WHAT THE TASK ASKS: In the data below, find every line that has the string "this", and copy it.

---------- INFORMATION GIVEN

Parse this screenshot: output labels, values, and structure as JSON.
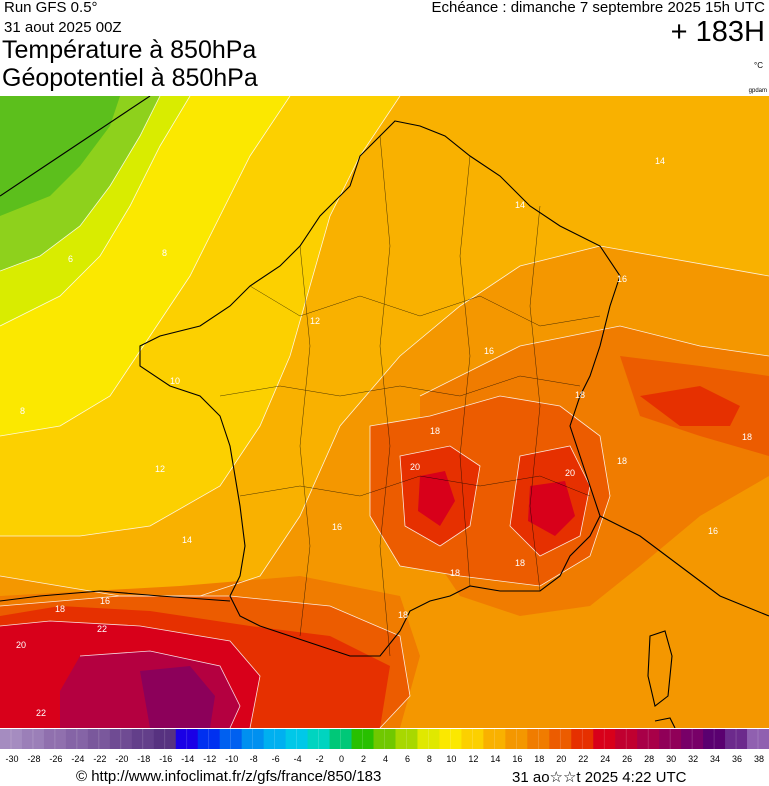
{
  "header": {
    "run": "Run GFS 0.5°",
    "run_date": "31 aout 2025 00Z",
    "title_line1": "Température à 850hPa",
    "title_line2": "Géopotentiel à 850hPa",
    "echeance": "Echéance : dimanche 7 septembre 2025 15h UTC",
    "hour": "+ 183H",
    "unit": "°C",
    "credit_small": "gpdam"
  },
  "map": {
    "colors": {
      "green_dark": "#5cbf1c",
      "green": "#8ed11c",
      "yellow_green": "#d9ec00",
      "yellow": "#fbe800",
      "yellow_orange": "#fcd000",
      "orange_light": "#f9b100",
      "orange": "#f49700",
      "orange_dark": "#f07c00",
      "red_orange": "#ec5c00",
      "red": "#e63000",
      "red_dark": "#d8001a",
      "crimson": "#b40040",
      "purple": "#8c005a",
      "border": "#000000",
      "contour": "#ffffff"
    },
    "contour_labels": [
      {
        "text": "6"
      },
      {
        "text": "8"
      },
      {
        "text": "8"
      },
      {
        "text": "10"
      },
      {
        "text": "12"
      },
      {
        "text": "12"
      },
      {
        "text": "14"
      },
      {
        "text": "14"
      },
      {
        "text": "14"
      },
      {
        "text": "16"
      },
      {
        "text": "16"
      },
      {
        "text": "16"
      },
      {
        "text": "16"
      },
      {
        "text": "18"
      },
      {
        "text": "18"
      },
      {
        "text": "18"
      },
      {
        "text": "18"
      },
      {
        "text": "18"
      },
      {
        "text": "18"
      },
      {
        "text": "18"
      },
      {
        "text": "20"
      },
      {
        "text": "20"
      },
      {
        "text": "20"
      },
      {
        "text": "22"
      },
      {
        "text": "22"
      },
      {
        "text": "18"
      },
      {
        "text": "16"
      }
    ]
  },
  "legend": {
    "ticks": [
      "-30",
      "-28",
      "-26",
      "-24",
      "-22",
      "-20",
      "-18",
      "-16",
      "-14",
      "-12",
      "-10",
      "-8",
      "-6",
      "-4",
      "-2",
      "0",
      "2",
      "4",
      "6",
      "8",
      "10",
      "12",
      "14",
      "16",
      "18",
      "20",
      "22",
      "24",
      "26",
      "28",
      "30",
      "32",
      "34",
      "36",
      "38"
    ],
    "colors": [
      "#a58cc0",
      "#9b7fb8",
      "#9070ae",
      "#8564a6",
      "#7a589c",
      "#6f4b93",
      "#633f8a",
      "#573280",
      "#1a00e6",
      "#0030f0",
      "#0060f0",
      "#0090f0",
      "#00b0f0",
      "#00c8e8",
      "#00d4c0",
      "#00c878",
      "#28c000",
      "#70c800",
      "#a8d800",
      "#e0e800",
      "#fbe800",
      "#fcd000",
      "#f9b100",
      "#f49700",
      "#f07c00",
      "#ec5c00",
      "#e63000",
      "#d8001a",
      "#c00030",
      "#a80048",
      "#900058",
      "#780068",
      "#5a0070",
      "#6c2a8c",
      "#9060b0"
    ]
  },
  "footer": {
    "url": "© http://www.infoclimat.fr/z/gfs/france/850/183",
    "date": "31 ao☆☆t 2025  4:22 UTC"
  }
}
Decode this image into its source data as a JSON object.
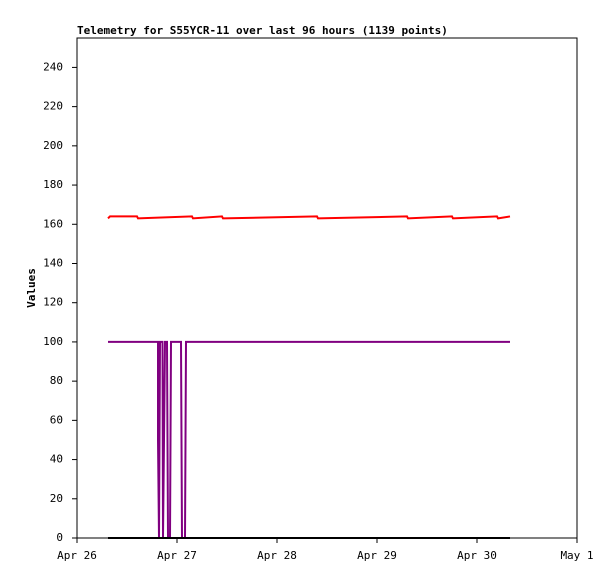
{
  "chart_data": {
    "type": "line",
    "title": "Telemetry for S55YCR-11 over last 96 hours (1139 points)",
    "y_label": "Values",
    "xlim": [
      0,
      5
    ],
    "xticks": [
      {
        "value": 0,
        "label": "Apr 26"
      },
      {
        "value": 1,
        "label": "Apr 27"
      },
      {
        "value": 2,
        "label": "Apr 28"
      },
      {
        "value": 3,
        "label": "Apr 29"
      },
      {
        "value": 4,
        "label": "Apr 30"
      },
      {
        "value": 5,
        "label": "May 1"
      }
    ],
    "ylim": [
      0,
      255
    ],
    "yticks": [
      0,
      20,
      40,
      60,
      80,
      100,
      120,
      140,
      160,
      180,
      200,
      220,
      240
    ],
    "grid": false,
    "series": [
      {
        "color": "#ff0000",
        "x": [
          0.31,
          0.33,
          0.34,
          0.6,
          0.61,
          1.15,
          1.16,
          1.45,
          1.46,
          2.4,
          2.41,
          3.3,
          3.31,
          3.75,
          3.76,
          4.2,
          4.21,
          4.33
        ],
        "values": [
          163,
          164,
          164,
          164,
          163,
          164,
          163,
          164,
          163,
          164,
          163,
          164,
          163,
          164,
          163,
          164,
          163,
          164
        ]
      },
      {
        "color": "#800080",
        "x": [
          0.31,
          0.81,
          0.81,
          0.82,
          0.83,
          0.855,
          0.86,
          0.88,
          0.9,
          0.905,
          0.91,
          0.93,
          0.935,
          0.94,
          1.04,
          1.045,
          1.05,
          1.08,
          1.085,
          1.09,
          4.33
        ],
        "values": [
          100,
          100,
          50,
          0,
          100,
          100,
          0,
          100,
          100,
          50,
          0,
          0,
          50,
          100,
          100,
          50,
          0,
          0,
          50,
          100,
          100
        ]
      },
      {
        "color": "#000000",
        "x": [
          0.31,
          4.33
        ],
        "values": [
          0,
          0
        ]
      }
    ]
  }
}
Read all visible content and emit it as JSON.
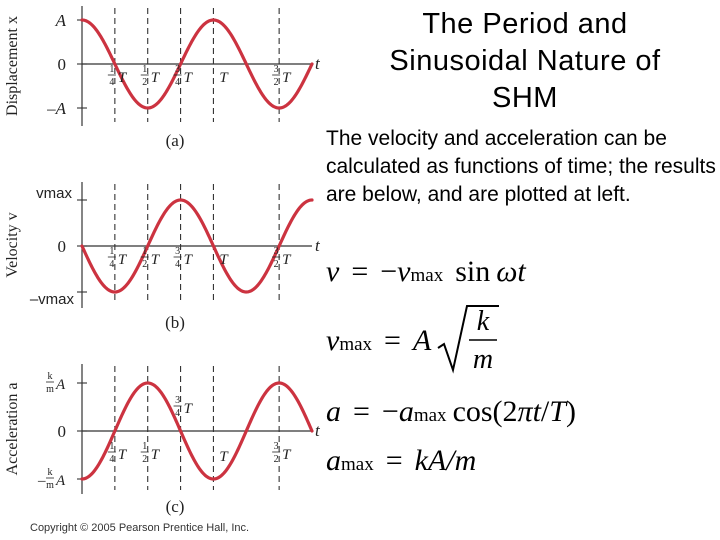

--------------------

TASK RESULT:
Parse this screenshot: output labels, values, and structure as JSON.
Decode this image into its source data as a JSON object.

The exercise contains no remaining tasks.